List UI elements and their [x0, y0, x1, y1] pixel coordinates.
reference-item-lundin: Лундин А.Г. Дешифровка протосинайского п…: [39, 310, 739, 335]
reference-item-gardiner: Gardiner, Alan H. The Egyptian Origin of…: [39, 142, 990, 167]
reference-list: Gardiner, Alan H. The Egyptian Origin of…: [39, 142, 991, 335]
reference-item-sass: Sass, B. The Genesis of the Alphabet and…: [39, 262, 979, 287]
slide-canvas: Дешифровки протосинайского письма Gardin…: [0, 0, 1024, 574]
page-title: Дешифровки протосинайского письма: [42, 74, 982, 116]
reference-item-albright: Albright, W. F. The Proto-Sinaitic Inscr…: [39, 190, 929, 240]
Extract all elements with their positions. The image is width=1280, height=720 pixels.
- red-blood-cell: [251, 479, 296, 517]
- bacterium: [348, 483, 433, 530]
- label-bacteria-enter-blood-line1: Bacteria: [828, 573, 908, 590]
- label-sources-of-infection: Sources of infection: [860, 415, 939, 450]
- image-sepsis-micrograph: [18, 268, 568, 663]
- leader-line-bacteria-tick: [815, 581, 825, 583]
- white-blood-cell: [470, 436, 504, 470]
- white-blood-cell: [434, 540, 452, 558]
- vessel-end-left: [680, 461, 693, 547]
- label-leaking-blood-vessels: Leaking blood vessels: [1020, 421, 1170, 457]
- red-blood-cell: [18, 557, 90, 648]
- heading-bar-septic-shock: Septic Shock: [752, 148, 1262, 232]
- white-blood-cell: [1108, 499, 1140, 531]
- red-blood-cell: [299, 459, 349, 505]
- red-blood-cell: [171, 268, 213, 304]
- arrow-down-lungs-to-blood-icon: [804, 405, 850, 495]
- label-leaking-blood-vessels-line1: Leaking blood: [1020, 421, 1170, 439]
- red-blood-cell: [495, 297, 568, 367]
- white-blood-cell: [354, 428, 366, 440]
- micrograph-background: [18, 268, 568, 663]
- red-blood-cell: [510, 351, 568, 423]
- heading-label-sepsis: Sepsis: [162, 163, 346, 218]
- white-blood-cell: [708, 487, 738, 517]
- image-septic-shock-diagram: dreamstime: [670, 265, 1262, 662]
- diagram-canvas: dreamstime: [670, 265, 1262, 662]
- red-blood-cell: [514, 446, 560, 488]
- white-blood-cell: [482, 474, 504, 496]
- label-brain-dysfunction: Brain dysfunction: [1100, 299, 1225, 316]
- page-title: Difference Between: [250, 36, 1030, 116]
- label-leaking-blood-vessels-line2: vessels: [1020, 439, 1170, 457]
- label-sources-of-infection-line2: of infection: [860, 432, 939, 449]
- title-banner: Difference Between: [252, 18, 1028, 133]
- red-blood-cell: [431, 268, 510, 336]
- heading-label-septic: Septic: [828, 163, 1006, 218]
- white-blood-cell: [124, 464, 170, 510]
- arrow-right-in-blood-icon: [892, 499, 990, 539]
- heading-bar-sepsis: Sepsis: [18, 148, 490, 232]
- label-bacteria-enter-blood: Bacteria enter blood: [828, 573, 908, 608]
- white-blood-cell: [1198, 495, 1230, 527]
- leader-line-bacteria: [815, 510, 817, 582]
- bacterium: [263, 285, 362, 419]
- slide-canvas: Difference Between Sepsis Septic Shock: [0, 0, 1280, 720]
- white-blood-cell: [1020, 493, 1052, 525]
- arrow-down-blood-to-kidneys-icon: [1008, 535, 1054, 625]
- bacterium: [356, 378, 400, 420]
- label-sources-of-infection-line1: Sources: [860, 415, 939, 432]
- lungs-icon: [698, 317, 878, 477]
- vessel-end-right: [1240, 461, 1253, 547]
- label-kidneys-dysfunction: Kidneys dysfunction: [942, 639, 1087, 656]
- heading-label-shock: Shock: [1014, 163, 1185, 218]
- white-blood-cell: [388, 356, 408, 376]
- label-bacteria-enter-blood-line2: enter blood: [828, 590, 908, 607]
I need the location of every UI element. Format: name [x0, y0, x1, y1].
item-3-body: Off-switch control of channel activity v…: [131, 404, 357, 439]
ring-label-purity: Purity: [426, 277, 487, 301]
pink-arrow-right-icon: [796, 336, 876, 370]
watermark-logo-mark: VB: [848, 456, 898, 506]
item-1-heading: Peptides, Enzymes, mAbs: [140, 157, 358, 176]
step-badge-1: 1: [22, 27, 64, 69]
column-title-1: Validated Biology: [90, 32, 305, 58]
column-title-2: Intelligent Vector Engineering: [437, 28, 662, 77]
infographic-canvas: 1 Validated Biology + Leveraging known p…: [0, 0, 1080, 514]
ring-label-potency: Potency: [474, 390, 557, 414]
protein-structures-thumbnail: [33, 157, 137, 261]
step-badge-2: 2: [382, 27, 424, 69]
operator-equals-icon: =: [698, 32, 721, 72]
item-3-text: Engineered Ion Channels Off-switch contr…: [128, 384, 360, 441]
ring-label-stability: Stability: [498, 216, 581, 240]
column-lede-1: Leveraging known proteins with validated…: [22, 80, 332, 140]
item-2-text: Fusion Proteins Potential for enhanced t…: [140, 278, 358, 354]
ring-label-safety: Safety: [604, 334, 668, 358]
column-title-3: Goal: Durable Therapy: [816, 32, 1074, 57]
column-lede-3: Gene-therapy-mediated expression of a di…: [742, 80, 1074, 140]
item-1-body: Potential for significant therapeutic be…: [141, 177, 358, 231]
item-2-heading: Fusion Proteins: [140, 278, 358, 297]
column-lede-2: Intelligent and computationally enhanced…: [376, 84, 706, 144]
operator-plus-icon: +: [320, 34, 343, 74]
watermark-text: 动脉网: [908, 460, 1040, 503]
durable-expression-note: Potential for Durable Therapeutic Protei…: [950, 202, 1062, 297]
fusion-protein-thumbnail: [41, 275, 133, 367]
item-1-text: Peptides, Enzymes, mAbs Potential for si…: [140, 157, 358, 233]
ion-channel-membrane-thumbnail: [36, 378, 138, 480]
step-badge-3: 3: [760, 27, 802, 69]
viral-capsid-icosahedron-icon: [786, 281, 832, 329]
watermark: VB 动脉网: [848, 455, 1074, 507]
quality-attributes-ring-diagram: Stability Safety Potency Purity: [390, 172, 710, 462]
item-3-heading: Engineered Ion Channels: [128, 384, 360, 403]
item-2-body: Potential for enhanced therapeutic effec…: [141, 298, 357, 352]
━━━━━━━━
* [REQUIRED WORK] Repeat the data exactly. Omit nothing.

* [EXPECTED ANSWER]
List UI elements and their [x0, y0, x1, y1] pixel coordinates.
reference-item-lundin: Лундин А.Г. Дешифровка протосинайского п…: [39, 310, 739, 335]
reference-item-gardiner: Gardiner, Alan H. The Egyptian Origin of…: [39, 142, 990, 167]
reference-list: Gardiner, Alan H. The Egyptian Origin of…: [39, 142, 991, 335]
reference-item-sass: Sass, B. The Genesis of the Alphabet and…: [39, 262, 979, 287]
slide-canvas: Дешифровки протосинайского письма Gardin…: [0, 0, 1024, 574]
page-title: Дешифровки протосинайского письма: [42, 74, 982, 116]
reference-item-albright: Albright, W. F. The Proto-Sinaitic Inscr…: [39, 190, 929, 240]
Extract all elements with their positions. The image is width=1280, height=720 pixels.
- red-blood-cell: [251, 479, 296, 517]
- bacterium: [348, 483, 433, 530]
- label-bacteria-enter-blood-line1: Bacteria: [828, 573, 908, 590]
- label-sources-of-infection: Sources of infection: [860, 415, 939, 450]
- image-sepsis-micrograph: [18, 268, 568, 663]
- leader-line-bacteria-tick: [815, 581, 825, 583]
- white-blood-cell: [470, 436, 504, 470]
- white-blood-cell: [434, 540, 452, 558]
- vessel-end-left: [680, 461, 693, 547]
- label-leaking-blood-vessels: Leaking blood vessels: [1020, 421, 1170, 457]
- red-blood-cell: [18, 557, 90, 648]
- heading-bar-septic-shock: Septic Shock: [752, 148, 1262, 232]
- white-blood-cell: [1108, 499, 1140, 531]
- red-blood-cell: [299, 459, 349, 505]
- red-blood-cell: [171, 268, 213, 304]
- arrow-down-lungs-to-blood-icon: [804, 405, 850, 495]
- label-leaking-blood-vessels-line1: Leaking blood: [1020, 421, 1170, 439]
- red-blood-cell: [495, 297, 568, 367]
- white-blood-cell: [354, 428, 366, 440]
- micrograph-background: [18, 268, 568, 663]
- red-blood-cell: [510, 351, 568, 423]
- heading-label-sepsis: Sepsis: [162, 163, 346, 218]
- white-blood-cell: [708, 487, 738, 517]
- image-septic-shock-diagram: dreamstime: [670, 265, 1262, 662]
- diagram-canvas: dreamstime: [670, 265, 1262, 662]
- red-blood-cell: [514, 446, 560, 488]
- white-blood-cell: [482, 474, 504, 496]
- label-brain-dysfunction: Brain dysfunction: [1100, 299, 1225, 316]
- page-title: Difference Between: [250, 36, 1030, 116]
- label-leaking-blood-vessels-line2: vessels: [1020, 439, 1170, 457]
- label-sources-of-infection-line2: of infection: [860, 432, 939, 449]
- title-banner: Difference Between: [252, 18, 1028, 133]
- red-blood-cell: [431, 268, 510, 336]
- heading-label-septic: Septic: [828, 163, 1006, 218]
- white-blood-cell: [124, 464, 170, 510]
- arrow-right-in-blood-icon: [892, 499, 990, 539]
- heading-bar-sepsis: Sepsis: [18, 148, 490, 232]
- label-bacteria-enter-blood: Bacteria enter blood: [828, 573, 908, 608]
- white-blood-cell: [1198, 495, 1230, 527]
- leader-line-bacteria: [815, 510, 817, 582]
- bacterium: [263, 285, 362, 419]
- slide-canvas: Difference Between Sepsis Septic Shock: [0, 0, 1280, 720]
- white-blood-cell: [1020, 493, 1052, 525]
- arrow-down-blood-to-kidneys-icon: [1008, 535, 1054, 625]
- bacterium: [356, 378, 400, 420]
- label-sources-of-infection-line1: Sources: [860, 415, 939, 432]
- lungs-icon: [698, 317, 878, 477]
- vessel-end-right: [1240, 461, 1253, 547]
- label-kidneys-dysfunction: Kidneys dysfunction: [942, 639, 1087, 656]
- heading-label-shock: Shock: [1014, 163, 1185, 218]
- white-blood-cell: [388, 356, 408, 376]
- label-bacteria-enter-blood-line2: enter blood: [828, 590, 908, 607]
I need the location of every UI element. Format: name [x0, y0, x1, y1].
item-3-body: Off-switch control of channel activity v…: [131, 404, 357, 439]
ring-label-purity: Purity: [426, 277, 487, 301]
pink-arrow-right-icon: [796, 336, 876, 370]
watermark-logo-mark: VB: [848, 456, 898, 506]
item-1-heading: Peptides, Enzymes, mAbs: [140, 157, 358, 176]
step-badge-1: 1: [22, 27, 64, 69]
column-title-1: Validated Biology: [90, 32, 305, 58]
column-title-2: Intelligent Vector Engineering: [437, 28, 662, 77]
infographic-canvas: 1 Validated Biology + Leveraging known p…: [0, 0, 1080, 514]
ring-label-potency: Potency: [474, 390, 557, 414]
protein-structures-thumbnail: [33, 157, 137, 261]
step-badge-2: 2: [382, 27, 424, 69]
operator-equals-icon: =: [698, 32, 721, 72]
item-3-text: Engineered Ion Channels Off-switch contr…: [128, 384, 360, 441]
ring-label-stability: Stability: [498, 216, 581, 240]
column-lede-1: Leveraging known proteins with validated…: [22, 80, 332, 140]
item-2-text: Fusion Proteins Potential for enhanced t…: [140, 278, 358, 354]
ring-label-safety: Safety: [604, 334, 668, 358]
column-title-3: Goal: Durable Therapy: [816, 32, 1074, 57]
column-lede-3: Gene-therapy-mediated expression of a di…: [742, 80, 1074, 140]
item-1-body: Potential for significant therapeutic be…: [141, 177, 358, 231]
item-2-heading: Fusion Proteins: [140, 278, 358, 297]
column-lede-2: Intelligent and computationally enhanced…: [376, 84, 706, 144]
operator-plus-icon: +: [320, 34, 343, 74]
watermark-text: 动脉网: [908, 460, 1040, 503]
durable-expression-note: Potential for Durable Therapeutic Protei…: [950, 202, 1062, 297]
fusion-protein-thumbnail: [41, 275, 133, 367]
item-1-text: Peptides, Enzymes, mAbs Potential for si…: [140, 157, 358, 233]
ion-channel-membrane-thumbnail: [36, 378, 138, 480]
step-badge-3: 3: [760, 27, 802, 69]
viral-capsid-icosahedron-icon: [786, 281, 832, 329]
watermark: VB 动脉网: [848, 455, 1074, 507]
quality-attributes-ring-diagram: Stability Safety Potency Purity: [390, 172, 710, 462]
item-3-heading: Engineered Ion Channels: [128, 384, 360, 403]
item-2-body: Potential for enhanced therapeutic effec…: [141, 298, 357, 352]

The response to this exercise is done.